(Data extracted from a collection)
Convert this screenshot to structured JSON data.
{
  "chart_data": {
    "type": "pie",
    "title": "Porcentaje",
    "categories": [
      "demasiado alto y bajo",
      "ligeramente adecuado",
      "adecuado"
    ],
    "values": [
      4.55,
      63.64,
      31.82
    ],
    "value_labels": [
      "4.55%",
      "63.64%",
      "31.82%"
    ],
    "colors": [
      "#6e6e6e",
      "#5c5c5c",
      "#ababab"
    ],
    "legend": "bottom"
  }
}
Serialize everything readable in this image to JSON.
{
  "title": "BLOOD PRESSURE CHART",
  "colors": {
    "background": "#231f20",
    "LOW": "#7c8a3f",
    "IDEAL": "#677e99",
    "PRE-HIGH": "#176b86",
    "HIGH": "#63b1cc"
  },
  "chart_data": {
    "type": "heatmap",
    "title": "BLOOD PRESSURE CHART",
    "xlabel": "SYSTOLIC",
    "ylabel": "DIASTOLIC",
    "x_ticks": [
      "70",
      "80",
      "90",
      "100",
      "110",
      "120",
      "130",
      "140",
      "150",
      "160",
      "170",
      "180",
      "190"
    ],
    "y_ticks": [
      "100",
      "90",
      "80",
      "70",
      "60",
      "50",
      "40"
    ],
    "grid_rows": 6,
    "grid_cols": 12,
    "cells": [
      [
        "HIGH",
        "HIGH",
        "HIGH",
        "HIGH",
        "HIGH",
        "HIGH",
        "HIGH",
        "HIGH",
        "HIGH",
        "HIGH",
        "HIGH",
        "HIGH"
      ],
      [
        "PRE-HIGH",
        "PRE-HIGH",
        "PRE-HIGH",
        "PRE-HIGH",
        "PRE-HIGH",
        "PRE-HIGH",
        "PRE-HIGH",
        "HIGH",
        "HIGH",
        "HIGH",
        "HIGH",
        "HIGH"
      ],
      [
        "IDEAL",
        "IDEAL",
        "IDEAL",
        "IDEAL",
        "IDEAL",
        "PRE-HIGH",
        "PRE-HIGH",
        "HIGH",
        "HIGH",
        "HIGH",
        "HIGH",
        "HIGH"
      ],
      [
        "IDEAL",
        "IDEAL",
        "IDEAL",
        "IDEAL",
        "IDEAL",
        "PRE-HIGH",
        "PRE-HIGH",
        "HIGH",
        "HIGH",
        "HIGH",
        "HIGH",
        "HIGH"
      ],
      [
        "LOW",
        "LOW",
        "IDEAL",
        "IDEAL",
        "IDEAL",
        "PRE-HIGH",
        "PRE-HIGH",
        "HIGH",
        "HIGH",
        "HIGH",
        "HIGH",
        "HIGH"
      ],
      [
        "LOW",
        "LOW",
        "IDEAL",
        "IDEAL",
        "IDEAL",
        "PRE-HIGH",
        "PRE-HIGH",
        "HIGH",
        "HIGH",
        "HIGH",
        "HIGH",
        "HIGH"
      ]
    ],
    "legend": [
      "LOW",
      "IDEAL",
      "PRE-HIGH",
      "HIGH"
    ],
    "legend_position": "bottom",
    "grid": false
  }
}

__Problem requirements__. Give back all the records exactly as they stand.

__Solution to this exercise__.
Convert this screenshot to structured JSON data.
{
  "chart_data": {
    "type": "pie",
    "title": "Porcentaje",
    "categories": [
      "demasiado alto y bajo",
      "ligeramente adecuado",
      "adecuado"
    ],
    "values": [
      4.55,
      63.64,
      31.82
    ],
    "value_labels": [
      "4.55%",
      "63.64%",
      "31.82%"
    ],
    "colors": [
      "#6e6e6e",
      "#5c5c5c",
      "#ababab"
    ],
    "legend": "bottom"
  }
}
Serialize everything readable in this image to JSON.
{
  "title": "BLOOD PRESSURE CHART",
  "colors": {
    "background": "#231f20",
    "LOW": "#7c8a3f",
    "IDEAL": "#677e99",
    "PRE-HIGH": "#176b86",
    "HIGH": "#63b1cc"
  },
  "chart_data": {
    "type": "heatmap",
    "title": "BLOOD PRESSURE CHART",
    "xlabel": "SYSTOLIC",
    "ylabel": "DIASTOLIC",
    "x_ticks": [
      "70",
      "80",
      "90",
      "100",
      "110",
      "120",
      "130",
      "140",
      "150",
      "160",
      "170",
      "180",
      "190"
    ],
    "y_ticks": [
      "100",
      "90",
      "80",
      "70",
      "60",
      "50",
      "40"
    ],
    "grid_rows": 6,
    "grid_cols": 12,
    "cells": [
      [
        "HIGH",
        "HIGH",
        "HIGH",
        "HIGH",
        "HIGH",
        "HIGH",
        "HIGH",
        "HIGH",
        "HIGH",
        "HIGH",
        "HIGH",
        "HIGH"
      ],
      [
        "PRE-HIGH",
        "PRE-HIGH",
        "PRE-HIGH",
        "PRE-HIGH",
        "PRE-HIGH",
        "PRE-HIGH",
        "PRE-HIGH",
        "HIGH",
        "HIGH",
        "HIGH",
        "HIGH",
        "HIGH"
      ],
      [
        "IDEAL",
        "IDEAL",
        "IDEAL",
        "IDEAL",
        "IDEAL",
        "PRE-HIGH",
        "PRE-HIGH",
        "HIGH",
        "HIGH",
        "HIGH",
        "HIGH",
        "HIGH"
      ],
      [
        "IDEAL",
        "IDEAL",
        "IDEAL",
        "IDEAL",
        "IDEAL",
        "PRE-HIGH",
        "PRE-HIGH",
        "HIGH",
        "HIGH",
        "HIGH",
        "HIGH",
        "HIGH"
      ],
      [
        "LOW",
        "LOW",
        "IDEAL",
        "IDEAL",
        "IDEAL",
        "PRE-HIGH",
        "PRE-HIGH",
        "HIGH",
        "HIGH",
        "HIGH",
        "HIGH",
        "HIGH"
      ],
      [
        "LOW",
        "LOW",
        "IDEAL",
        "IDEAL",
        "IDEAL",
        "PRE-HIGH",
        "PRE-HIGH",
        "HIGH",
        "HIGH",
        "HIGH",
        "HIGH",
        "HIGH"
      ]
    ],
    "legend": [
      "LOW",
      "IDEAL",
      "PRE-HIGH",
      "HIGH"
    ],
    "legend_position": "bottom",
    "grid": false
  }
}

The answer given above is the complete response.